A Python package for implementing federated learning with Random Forests using PySyft. This implementation allows multiple parties to collaboratively train Random Forest models without sharing their raw data, maintaining privacy and confidentiality while leveraging the combined knowledge of all participants.
- Secure federated training of Random Forest classifiers using PySyft's framework
- Client-server architecture for federated learning
- Weighted model averaging based on client importance
- Incremental learning approach for multi-round training
- Evaluation of global models on local test data
- Support for both training and evaluation clients
- Configurable model parameters
- Simple API for both client and server implementations
- Python 3.10.12 or higher
pip install fed-rf-mk
git clone https://github.com/ieeta-pt/fed_rf.git
cd fed_rf
pip install -e .
The complete federated learning process follows these steps:
First, start all server instances that will participate in the federated learning process:
from fed_rf_mk.server import FLServer
import threading
# Start the first server
server1 = FLServer("silo1", 8080, "path/to/data1.csv", auto_accept=False)
server_thread1 = threading.Thread(target=server1.start, daemon=True)
server_thread1.start()
# Start the second server
server2 = FLServer("silo2", 8081, "path/to/data2.csv", auto_accept=False)
server_thread2 = threading.Thread(target=server2.start, daemon=True)
server_thread2.start()

Parts of the exercise:
[a] Answer from the federated Random Forest package description:
(i) What Python version does it require?
(ii) On which port does the second server run?
(iii) Which class is imported from fed_rf_mk.server?
[b] In the records, swap "x-tick-label" for "x-axis-label" in the lines starting with the line with "x-axis-ticks: 60 60.5" and going on through the line with "y-tick-label: 91.5 bbox=[56, 92, 95, 114]". Return only those lines, with everything else unchanged.
The text and the records have nothing to do with each other.

Data listing:

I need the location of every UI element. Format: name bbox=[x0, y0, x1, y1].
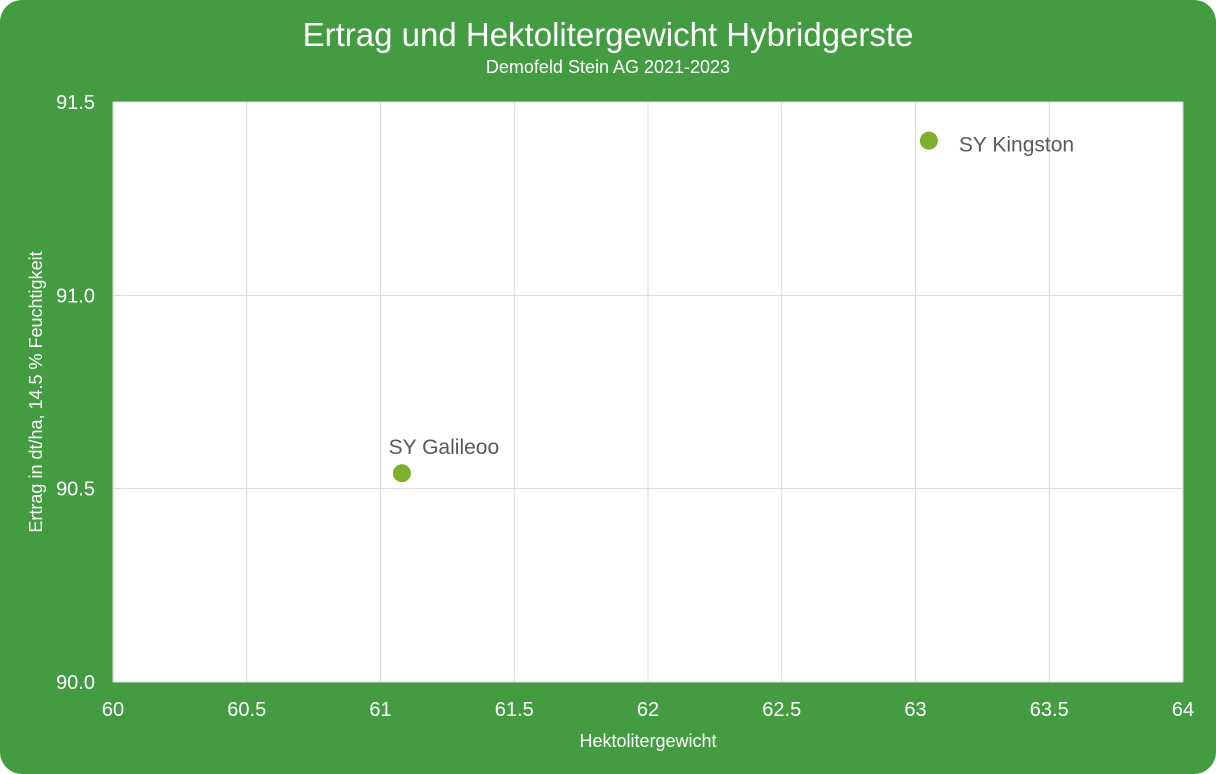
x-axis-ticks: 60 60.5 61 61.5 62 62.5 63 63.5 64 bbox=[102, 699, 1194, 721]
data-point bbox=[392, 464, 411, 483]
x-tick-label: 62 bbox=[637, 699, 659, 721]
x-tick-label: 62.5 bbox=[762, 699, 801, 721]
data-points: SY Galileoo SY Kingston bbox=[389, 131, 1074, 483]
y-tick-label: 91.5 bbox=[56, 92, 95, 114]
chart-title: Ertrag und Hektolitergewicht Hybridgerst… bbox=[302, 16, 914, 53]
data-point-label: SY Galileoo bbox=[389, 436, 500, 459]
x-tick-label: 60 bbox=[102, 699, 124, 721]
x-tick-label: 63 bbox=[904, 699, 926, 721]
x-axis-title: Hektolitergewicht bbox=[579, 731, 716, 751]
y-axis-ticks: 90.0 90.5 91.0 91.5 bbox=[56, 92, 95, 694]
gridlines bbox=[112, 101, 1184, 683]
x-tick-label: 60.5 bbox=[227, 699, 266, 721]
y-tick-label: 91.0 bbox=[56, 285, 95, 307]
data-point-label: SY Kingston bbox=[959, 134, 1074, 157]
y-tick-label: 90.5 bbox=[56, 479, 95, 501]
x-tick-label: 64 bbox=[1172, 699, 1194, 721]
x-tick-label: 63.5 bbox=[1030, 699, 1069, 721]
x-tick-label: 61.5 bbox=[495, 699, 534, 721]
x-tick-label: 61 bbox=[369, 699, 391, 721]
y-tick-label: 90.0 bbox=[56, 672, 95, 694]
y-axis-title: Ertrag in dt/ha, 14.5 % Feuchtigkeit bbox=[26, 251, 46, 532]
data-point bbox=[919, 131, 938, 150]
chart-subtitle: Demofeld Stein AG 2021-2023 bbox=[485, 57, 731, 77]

Results of the exercise:
[a]
(i) Python 3.10.12 or higher
(ii) 8081
(iii) FLServer

[b]
x-axis-ticks: 60 60.5 61 61.5 62 62.5 63 63.5 64 bbox=[102, 699, 1194, 721]
data-point bbox=[392, 464, 411, 483]
x-axis-label: 62 bbox=[637, 699, 659, 721]
x-axis-label: 62.5 bbox=[762, 699, 801, 721]
data-points: SY Galileoo SY Kingston bbox=[389, 131, 1074, 483]
y-tick-label: 91.5 bbox=[56, 92, 95, 114]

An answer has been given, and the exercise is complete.